Element location listings —
----------------------------------------

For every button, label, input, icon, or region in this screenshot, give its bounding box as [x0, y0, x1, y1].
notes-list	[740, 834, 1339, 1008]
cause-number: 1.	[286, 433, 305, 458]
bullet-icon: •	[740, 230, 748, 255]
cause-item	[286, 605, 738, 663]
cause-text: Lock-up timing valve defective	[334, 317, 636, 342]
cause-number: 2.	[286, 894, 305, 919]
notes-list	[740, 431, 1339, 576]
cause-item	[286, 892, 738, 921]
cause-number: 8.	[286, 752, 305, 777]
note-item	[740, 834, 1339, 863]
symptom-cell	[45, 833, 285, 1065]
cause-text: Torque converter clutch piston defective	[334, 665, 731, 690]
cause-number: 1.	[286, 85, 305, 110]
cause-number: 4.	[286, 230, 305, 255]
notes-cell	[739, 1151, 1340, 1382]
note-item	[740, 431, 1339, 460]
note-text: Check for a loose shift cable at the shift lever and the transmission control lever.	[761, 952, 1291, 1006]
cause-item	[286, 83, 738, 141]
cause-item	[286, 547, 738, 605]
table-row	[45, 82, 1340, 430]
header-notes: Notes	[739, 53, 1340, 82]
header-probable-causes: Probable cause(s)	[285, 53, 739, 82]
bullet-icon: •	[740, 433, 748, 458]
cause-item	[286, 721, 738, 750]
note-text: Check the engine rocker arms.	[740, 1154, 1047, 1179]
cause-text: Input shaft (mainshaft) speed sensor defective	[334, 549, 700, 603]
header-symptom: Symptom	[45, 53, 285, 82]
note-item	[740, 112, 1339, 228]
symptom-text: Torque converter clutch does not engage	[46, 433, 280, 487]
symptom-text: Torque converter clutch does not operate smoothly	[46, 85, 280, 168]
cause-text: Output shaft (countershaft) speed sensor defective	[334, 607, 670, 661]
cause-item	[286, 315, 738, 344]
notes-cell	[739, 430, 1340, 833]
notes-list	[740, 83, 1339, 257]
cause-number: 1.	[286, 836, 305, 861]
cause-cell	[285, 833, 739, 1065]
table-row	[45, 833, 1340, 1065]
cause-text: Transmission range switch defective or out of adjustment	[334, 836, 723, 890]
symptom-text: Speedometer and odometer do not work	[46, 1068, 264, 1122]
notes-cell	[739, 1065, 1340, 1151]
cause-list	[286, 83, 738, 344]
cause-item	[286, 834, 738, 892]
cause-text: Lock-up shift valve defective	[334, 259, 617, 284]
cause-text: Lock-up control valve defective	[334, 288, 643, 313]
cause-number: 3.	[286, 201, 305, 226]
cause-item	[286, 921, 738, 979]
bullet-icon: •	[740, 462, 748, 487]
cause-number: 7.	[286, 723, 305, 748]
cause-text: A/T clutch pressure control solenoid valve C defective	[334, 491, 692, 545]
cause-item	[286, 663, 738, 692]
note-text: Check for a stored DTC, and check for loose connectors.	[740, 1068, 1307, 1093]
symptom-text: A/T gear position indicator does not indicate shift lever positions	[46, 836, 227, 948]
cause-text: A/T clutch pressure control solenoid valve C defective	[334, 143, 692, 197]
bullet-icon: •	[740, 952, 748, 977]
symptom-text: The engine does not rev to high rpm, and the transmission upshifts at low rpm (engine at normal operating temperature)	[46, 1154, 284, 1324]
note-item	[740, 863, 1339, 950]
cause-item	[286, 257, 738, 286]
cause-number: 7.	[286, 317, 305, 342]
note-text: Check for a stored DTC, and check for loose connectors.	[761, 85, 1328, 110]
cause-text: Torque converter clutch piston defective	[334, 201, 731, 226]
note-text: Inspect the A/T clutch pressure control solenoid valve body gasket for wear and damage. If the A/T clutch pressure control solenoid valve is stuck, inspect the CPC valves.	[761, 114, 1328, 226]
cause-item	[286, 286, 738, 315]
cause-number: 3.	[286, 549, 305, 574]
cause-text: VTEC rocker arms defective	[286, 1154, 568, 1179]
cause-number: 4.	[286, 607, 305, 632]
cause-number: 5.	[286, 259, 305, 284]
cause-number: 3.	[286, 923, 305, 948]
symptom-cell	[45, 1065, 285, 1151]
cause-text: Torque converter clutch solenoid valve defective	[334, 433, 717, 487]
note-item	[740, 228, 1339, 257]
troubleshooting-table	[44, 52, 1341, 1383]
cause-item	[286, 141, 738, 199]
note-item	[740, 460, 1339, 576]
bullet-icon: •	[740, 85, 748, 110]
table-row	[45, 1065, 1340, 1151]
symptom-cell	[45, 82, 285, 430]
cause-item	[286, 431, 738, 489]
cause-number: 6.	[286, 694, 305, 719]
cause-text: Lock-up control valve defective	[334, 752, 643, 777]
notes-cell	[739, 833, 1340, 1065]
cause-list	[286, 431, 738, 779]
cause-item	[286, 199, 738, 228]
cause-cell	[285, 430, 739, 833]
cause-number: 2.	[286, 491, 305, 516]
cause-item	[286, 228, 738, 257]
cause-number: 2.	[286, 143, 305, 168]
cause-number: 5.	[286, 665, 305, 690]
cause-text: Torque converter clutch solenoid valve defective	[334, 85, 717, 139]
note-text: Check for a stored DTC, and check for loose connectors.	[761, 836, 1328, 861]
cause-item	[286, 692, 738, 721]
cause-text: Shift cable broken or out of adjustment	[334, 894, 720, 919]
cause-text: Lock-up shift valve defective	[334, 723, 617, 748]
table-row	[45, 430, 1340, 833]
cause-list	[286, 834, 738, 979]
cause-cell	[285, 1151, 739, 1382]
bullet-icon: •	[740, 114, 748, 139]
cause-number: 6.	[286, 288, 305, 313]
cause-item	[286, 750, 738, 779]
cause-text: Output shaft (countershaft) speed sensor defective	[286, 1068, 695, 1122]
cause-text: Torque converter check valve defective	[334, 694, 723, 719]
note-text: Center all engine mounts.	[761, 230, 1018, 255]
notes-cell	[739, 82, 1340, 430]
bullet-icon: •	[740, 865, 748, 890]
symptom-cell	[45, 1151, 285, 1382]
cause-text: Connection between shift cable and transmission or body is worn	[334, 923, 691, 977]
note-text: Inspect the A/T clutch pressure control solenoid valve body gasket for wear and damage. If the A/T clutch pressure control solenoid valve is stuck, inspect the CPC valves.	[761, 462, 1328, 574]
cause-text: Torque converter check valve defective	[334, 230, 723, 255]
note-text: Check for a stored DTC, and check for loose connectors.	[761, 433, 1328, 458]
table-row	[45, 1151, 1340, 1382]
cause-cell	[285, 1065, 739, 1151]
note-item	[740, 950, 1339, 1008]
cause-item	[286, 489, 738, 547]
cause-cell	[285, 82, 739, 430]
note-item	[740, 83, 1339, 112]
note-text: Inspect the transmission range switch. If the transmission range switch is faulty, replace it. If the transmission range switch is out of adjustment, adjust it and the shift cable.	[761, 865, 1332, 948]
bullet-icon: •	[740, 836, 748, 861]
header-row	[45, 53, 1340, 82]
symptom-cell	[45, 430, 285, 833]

----------------------------------------

Set problem —
Rewrite the lines with each instance of "note-text" changed to "note-body", keeping everything else the same.

Output of the exercise —
For every button, label, input, icon, or region in this screenshot, give its bounding box as [x0, y0, x1, y1].
notes-list	[740, 834, 1339, 1008]
cause-number: 1.	[286, 433, 305, 458]
bullet-icon: •	[740, 230, 748, 255]
cause-item	[286, 605, 738, 663]
cause-text: Lock-up timing valve defective	[334, 317, 636, 342]
cause-number: 2.	[286, 894, 305, 919]
notes-list	[740, 431, 1339, 576]
cause-item	[286, 892, 738, 921]
cause-number: 8.	[286, 752, 305, 777]
note-item	[740, 834, 1339, 863]
symptom-cell	[45, 833, 285, 1065]
cause-text: Torque converter clutch piston defective	[334, 665, 731, 690]
cause-number: 1.	[286, 85, 305, 110]
cause-number: 4.	[286, 230, 305, 255]
notes-cell	[739, 1151, 1340, 1382]
note-item	[740, 431, 1339, 460]
note-body: Check for a loose shift cable at the shift lever and the transmission control lever.	[761, 952, 1291, 1006]
cause-item	[286, 83, 738, 141]
cause-item	[286, 547, 738, 605]
table-row	[45, 82, 1340, 430]
header-notes: Notes	[739, 53, 1340, 82]
header-probable-causes: Probable cause(s)	[285, 53, 739, 82]
bullet-icon: •	[740, 433, 748, 458]
cause-item	[286, 721, 738, 750]
note-body: Check the engine rocker arms.	[740, 1154, 1047, 1179]
cause-text: Input shaft (mainshaft) speed sensor defective	[334, 549, 700, 603]
header-symptom: Symptom	[45, 53, 285, 82]
note-item	[740, 112, 1339, 228]
symptom-text: Torque converter clutch does not engage	[46, 433, 280, 487]
symptom-text: Torque converter clutch does not operate smoothly	[46, 85, 280, 168]
cause-text: Output shaft (countershaft) speed sensor defective	[334, 607, 670, 661]
cause-item	[286, 315, 738, 344]
notes-cell	[739, 430, 1340, 833]
notes-list	[740, 83, 1339, 257]
cause-number: 1.	[286, 836, 305, 861]
cause-cell	[285, 833, 739, 1065]
table-row	[45, 833, 1340, 1065]
cause-text: Transmission range switch defective or out of adjustment	[334, 836, 723, 890]
symptom-text: Speedometer and odometer do not work	[46, 1068, 264, 1122]
notes-cell	[739, 1065, 1340, 1151]
cause-list	[286, 83, 738, 344]
cause-item	[286, 834, 738, 892]
cause-text: Lock-up shift valve defective	[334, 259, 617, 284]
cause-text: Lock-up control valve defective	[334, 288, 643, 313]
cause-number: 3.	[286, 201, 305, 226]
cause-item	[286, 921, 738, 979]
bullet-icon: •	[740, 462, 748, 487]
cause-number: 7.	[286, 723, 305, 748]
cause-text: A/T clutch pressure control solenoid valve C defective	[334, 491, 692, 545]
cause-item	[286, 663, 738, 692]
note-body: Check for a stored DTC, and check for loose connectors.	[740, 1068, 1307, 1093]
symptom-text: A/T gear position indicator does not indicate shift lever positions	[46, 836, 227, 948]
cause-text: A/T clutch pressure control solenoid valve C defective	[334, 143, 692, 197]
bullet-icon: •	[740, 952, 748, 977]
symptom-text: The engine does not rev to high rpm, and the transmission upshifts at low rpm (engine at normal operating temperature)	[46, 1154, 284, 1324]
note-item	[740, 863, 1339, 950]
cause-item	[286, 257, 738, 286]
cause-number: 7.	[286, 317, 305, 342]
note-body: Check for a stored DTC, and check for loose connectors.	[761, 85, 1328, 110]
cause-text: Torque converter clutch piston defective	[334, 201, 731, 226]
note-body: Inspect the A/T clutch pressure control solenoid valve body gasket for wear and damage. If the A/T clutch pressure control solenoid valve is stuck, inspect the CPC valves.	[761, 114, 1328, 226]
cause-item	[286, 286, 738, 315]
cause-number: 3.	[286, 549, 305, 574]
cause-text: VTEC rocker arms defective	[286, 1154, 568, 1179]
cause-number: 4.	[286, 607, 305, 632]
cause-number: 5.	[286, 259, 305, 284]
cause-number: 3.	[286, 923, 305, 948]
symptom-cell	[45, 1065, 285, 1151]
cause-text: Torque converter clutch solenoid valve defective	[334, 433, 717, 487]
note-item	[740, 228, 1339, 257]
troubleshooting-table	[44, 52, 1341, 1383]
cause-item	[286, 141, 738, 199]
note-item	[740, 460, 1339, 576]
bullet-icon: •	[740, 85, 748, 110]
table-row	[45, 1065, 1340, 1151]
symptom-cell	[45, 82, 285, 430]
cause-item	[286, 431, 738, 489]
cause-number: 6.	[286, 694, 305, 719]
cause-text: Lock-up control valve defective	[334, 752, 643, 777]
notes-cell	[739, 833, 1340, 1065]
cause-list	[286, 431, 738, 779]
cause-item	[286, 199, 738, 228]
cause-cell	[285, 430, 739, 833]
cause-number: 2.	[286, 491, 305, 516]
cause-item	[286, 228, 738, 257]
cause-number: 2.	[286, 143, 305, 168]
cause-number: 5.	[286, 665, 305, 690]
cause-text: Torque converter clutch solenoid valve defective	[334, 85, 717, 139]
note-body: Check for a stored DTC, and check for loose connectors.	[761, 836, 1328, 861]
cause-item	[286, 692, 738, 721]
cause-text: Shift cable broken or out of adjustment	[334, 894, 720, 919]
cause-text: Lock-up shift valve defective	[334, 723, 617, 748]
table-row	[45, 430, 1340, 833]
cause-list	[286, 834, 738, 979]
cause-cell	[285, 1151, 739, 1382]
bullet-icon: •	[740, 114, 748, 139]
cause-number: 6.	[286, 288, 305, 313]
cause-item	[286, 750, 738, 779]
cause-text: Output shaft (countershaft) speed sensor defective	[286, 1068, 695, 1122]
cause-text: Torque converter check valve defective	[334, 694, 723, 719]
note-body: Center all engine mounts.	[761, 230, 1018, 255]
notes-cell	[739, 82, 1340, 430]
bullet-icon: •	[740, 865, 748, 890]
symptom-cell	[45, 1151, 285, 1382]
cause-text: Connection between shift cable and transmission or body is worn	[334, 923, 691, 977]
note-body: Inspect the A/T clutch pressure control solenoid valve body gasket for wear and damage. If the A/T clutch pressure control solenoid valve is stuck, inspect the CPC valves.	[761, 462, 1328, 574]
cause-text: Torque converter check valve defective	[334, 230, 723, 255]
note-body: Check for a stored DTC, and check for loose connectors.	[761, 433, 1328, 458]
table-row	[45, 1151, 1340, 1382]
cause-cell	[285, 1065, 739, 1151]
note-item	[740, 950, 1339, 1008]
cause-item	[286, 489, 738, 547]
cause-cell	[285, 82, 739, 430]
note-item	[740, 83, 1339, 112]
note-body: Inspect the transmission range switch. If the transmission range switch is faulty, replace it. If the transmission range switch is out of adjustment, adjust it and the shift cable.	[761, 865, 1332, 948]
bullet-icon: •	[740, 836, 748, 861]
header-row	[45, 53, 1340, 82]
symptom-cell	[45, 430, 285, 833]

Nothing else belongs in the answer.